* _Written request_
Repeat the material below word for word and leave out all pictures.

Part of a data file:
--
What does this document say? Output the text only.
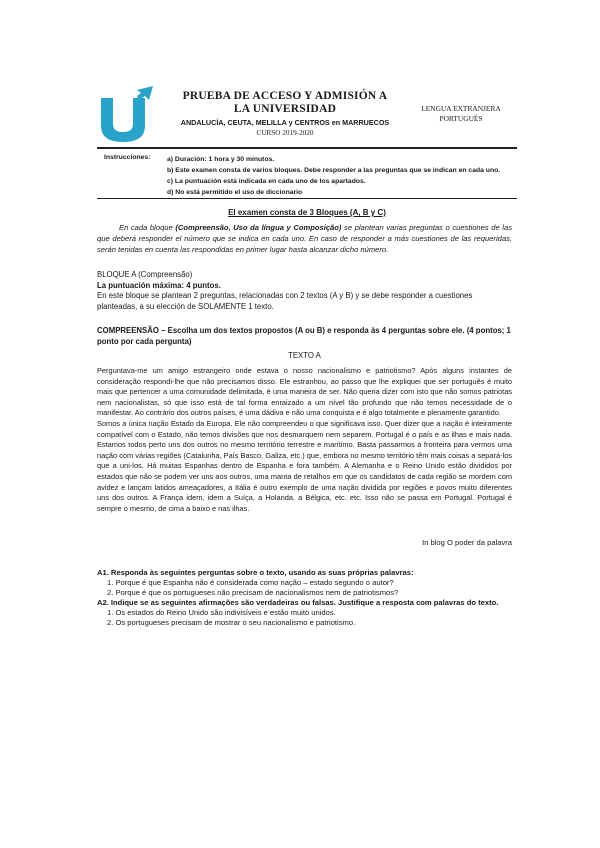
PRUEBA DE ACCESO Y ADMISIÓN A LA UNIVERSIDAD
ANDALUCÍA, CEUTA, MELILLA y CENTROS en MARRUECOS
CURSO 2019-2020
LENGUA EXTRANJERA
PORTUGUÉS
Instrucciones: a) Duración: 1 hora y 30 minutos.
b) Este examen consta de varios bloques. Debe responder a las preguntas que se indican en cada uno.
c) La puntuación está indicada en cada uno de los apartados.
d) No está permitido el uso de diccionario
El examen consta de 3 Bloques (A, B y C)
En cada bloque (Compreensão, Uso da língua y Composição) se plantean varias preguntas o cuestiones de las que deberá responder el número que se indica en cada uno. En caso de responder a más cuestiones de las requeridas, serán tenidas en cuenta las respondidas en primer lugar hasta alcanzar dicho número.
BLOQUE A (Compreensão)
La puntuación máxima: 4 puntos.
En este bloque se plantean 2 preguntas, relacionadas con 2 textos (A y B) y se debe responder a cuestiones planteadas, a su elección de SOLAMENTE 1 texto.
COMPREENSÃO – Escolha um dos textos propostos (A ou B) e responda às 4 perguntas sobre ele. (4 pontos; 1 ponto por cada pergunta)
TEXTO A

Perguntava-me um amigo estrangeiro onde estava o nosso nacionalismo e patriotismo? Após alguns instantes de consideração respondi-lhe que não precisamos disso. Ele estranhou, ao passo que lhe expliquei que ser português é muito mais que pertencer a uma comunidade delimitada, é uma maneira de ser. Não queria dizer com isto que não somos patriotas nem nacionalistas, só que isso está de tal forma enraizado a um nível tão profundo que não temos necessidade de o manifestar. Ao contrário dos outros países, é uma dádiva e não uma conquista e é algo totalmente e plenamente garantido.

Somos a única nação Estado da Europa. Ele não compreendeu o que significava isso. Quer dizer que a nação é inteiramente compatível com o Estado, não temos divisões que nos desmarquem nem separem. Portugal é o país e as ilhas e mais nada. Estamos todos perto uns dos outros no mesmo território terrestre e marítimo. Basta passarmos a fronteira para vermos uma nação com várias regiões (Catalunha, País Basco, Galiza, etc.) que, embora no mesmo território têm mais coisas a separá-los que a uni-los. Há muitas Espanhas dentro de Espanha e fora também. A Alemanha e o Reino Unido estão divididos por estados que não se podem ver uns aos outros, uma manta de retalhos em que os candidatos de cada região se mordem com avidez e lançam latidos ameaçadores, a Itália é outro exemplo de uma nação dividida por regiões e povos muito diferentes uns dos outros. A França idem, idem a Suíça, a Holanda, a Bélgica, etc. etc. Isso não se passa em Portugal. Portugal é sempre o mesmo, de cima a baixo e nas ilhas.

In blog O poder da palavra
A1. Responda às seguintes perguntas sobre o texto, usando as suas próprias palavras:
1. Porque é que Espanha não é considerada como nação – estado segundo o autor?
2. Porque é que os portugueses não precisam de nacionalismos nem de patriotismos?
A2. Indique se as seguintes afirmações são verdadeiras ou falsas. Justifique a resposta com palavras do texto.
1. Os estados do Reino Unido são indivisíveis e estão muito unidos.
2. Os portugueses precisam de mostrar o seu nacionalismo e patriotismo.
--
* _Complete answer_
What does this document say? Output the text only.
PRUEBA DE ACCESO Y ADMISIÓN A LA UNIVERSIDAD
ANDALUCÍA, CEUTA, MELILLA y CENTROS en MARRUECOS
CURSO 2019-2020
LENGUA EXTRANJERA
PORTUGUÉS
Instrucciones: a) Duración: 1 hora y 30 minutos.
b) Este examen consta de varios bloques. Debe responder a las preguntas que se indican en cada uno.
c) La puntuación está indicada en cada uno de los apartados.
d) No está permitido el uso de diccionario
El examen consta de 3 Bloques (A, B y C)
En cada bloque (Compreensão, Uso da língua y Composição) se plantean varias preguntas o cuestiones de las que deberá responder el número que se indica en cada uno. En caso de responder a más cuestiones de las requeridas, serán tenidas en cuenta las respondidas en primer lugar hasta alcanzar dicho número.
BLOQUE A (Compreensão)
La puntuación máxima: 4 puntos.
En este bloque se plantean 2 preguntas, relacionadas con 2 textos (A y B) y se debe responder a cuestiones planteadas, a su elección de SOLAMENTE 1 texto.
COMPREENSÃO – Escolha um dos textos propostos (A ou B) e responda às 4 perguntas sobre ele. (4 pontos; 1 ponto por cada pergunta)
TEXTO A

Perguntava-me um amigo estrangeiro onde estava o nosso nacionalismo e patriotismo? Após alguns instantes de consideração respondi-lhe que não precisamos disso. Ele estranhou, ao passo que lhe expliquei que ser português é muito mais que pertencer a uma comunidade delimitada, é uma maneira de ser. Não queria dizer com isto que não somos patriotas nem nacionalistas, só que isso está de tal forma enraizado a um nível tão profundo que não temos necessidade de o manifestar. Ao contrário dos outros países, é uma dádiva e não uma conquista e é algo totalmente e plenamente garantido.

Somos a única nação Estado da Europa. Ele não compreendeu o que significava isso. Quer dizer que a nação é inteiramente compatível com o Estado, não temos divisões que nos desmarquem nem separem. Portugal é o país e as ilhas e mais nada. Estamos todos perto uns dos outros no mesmo território terrestre e marítimo. Basta passarmos a fronteira para vermos uma nação com várias regiões (Catalunha, País Basco, Galiza, etc.) que, embora no mesmo território têm mais coisas a separá-los que a uni-los. Há muitas Espanhas dentro de Espanha e fora também. A Alemanha e o Reino Unido estão divididos por estados que não se podem ver uns aos outros, uma manta de retalhos em que os candidatos de cada região se mordem com avidez e lançam latidos ameaçadores, a Itália é outro exemplo de uma nação dividida por regiões e povos muito diferentes uns dos outros. A França idem, idem a Suíça, a Holanda, a Bélgica, etc. etc. Isso não se passa em Portugal. Portugal é sempre o mesmo, de cima a baixo e nas ilhas.

In blog O poder da palavra
A1. Responda às seguintes perguntas sobre o texto, usando as suas próprias palavras:
1. Porque é que Espanha não é considerada como nação – estado segundo o autor?
2. Porque é que os portugueses não precisam de nacionalismos nem de patriotismos?
A2. Indique se as seguintes afirmações são verdadeiras ou falsas. Justifique a resposta com palavras do texto.
1. Os estados do Reino Unido são indivisíveis e estão muito unidos.
2. Os portugueses precisam de mostrar o seu nacionalismo e patriotismo.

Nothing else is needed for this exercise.